* PROBLEM TO WORK ON *
Repeat every line exactly, keeping the pictures out of the copy.

* DATA TO USE *
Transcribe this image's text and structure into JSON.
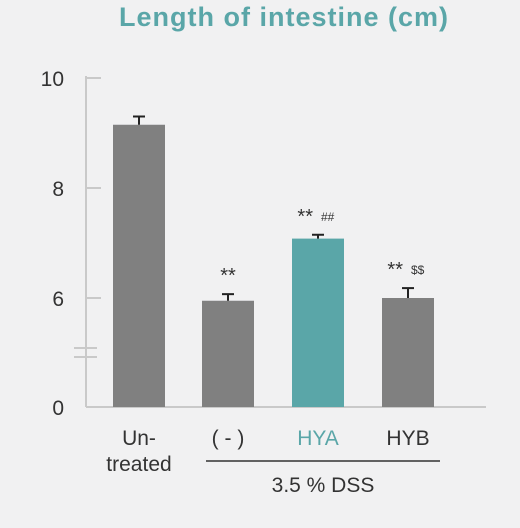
{
  "chart_data": {
    "type": "bar",
    "title": "Length of intestine (cm)",
    "yticks": [
      "10",
      "8",
      "6",
      "0"
    ],
    "axis_break": true,
    "categories": [
      {
        "lines": [
          "Un-",
          "treated"
        ],
        "value": 9.15,
        "error": 0.15,
        "color": "#808080",
        "sig_main": "",
        "sig_secondary": ""
      },
      {
        "lines": [
          "( - )"
        ],
        "value": 5.95,
        "error": 0.12,
        "color": "#808080",
        "sig_main": "**",
        "sig_secondary": ""
      },
      {
        "lines": [
          "HYA"
        ],
        "value": 7.08,
        "error": 0.07,
        "color": "#5aa6a8",
        "label_color": "#5aa6a8",
        "sig_main": "**",
        "sig_secondary": "##"
      },
      {
        "lines": [
          "HYB"
        ],
        "value": 6.0,
        "error": 0.18,
        "color": "#808080",
        "sig_main": "**",
        "sig_secondary": "$$"
      }
    ],
    "group_label": "3.5 % DSS",
    "group_categories": [
      1,
      2,
      3
    ]
  },
  "colors": {
    "accent": "#5aa6a8",
    "bar": "#808080",
    "axis": "#c9c9c9",
    "text": "#333333"
  }
}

* TASK SOLUTION *
Transcribe this image's text and structure into JSON.
{
  "chart_data": {
    "type": "bar",
    "title": "Length of intestine (cm)",
    "yticks": [
      "10",
      "8",
      "6",
      "0"
    ],
    "axis_break": true,
    "categories": [
      {
        "lines": [
          "Un-",
          "treated"
        ],
        "value": 9.15,
        "error": 0.15,
        "color": "#808080",
        "sig_main": "",
        "sig_secondary": ""
      },
      {
        "lines": [
          "( - )"
        ],
        "value": 5.95,
        "error": 0.12,
        "color": "#808080",
        "sig_main": "**",
        "sig_secondary": ""
      },
      {
        "lines": [
          "HYA"
        ],
        "value": 7.08,
        "error": 0.07,
        "color": "#5aa6a8",
        "label_color": "#5aa6a8",
        "sig_main": "**",
        "sig_secondary": "##"
      },
      {
        "lines": [
          "HYB"
        ],
        "value": 6.0,
        "error": 0.18,
        "color": "#808080",
        "sig_main": "**",
        "sig_secondary": "$$"
      }
    ],
    "group_label": "3.5 % DSS",
    "group_categories": [
      1,
      2,
      3
    ]
  },
  "colors": {
    "accent": "#5aa6a8",
    "bar": "#808080",
    "axis": "#c9c9c9",
    "text": "#333333"
  }
}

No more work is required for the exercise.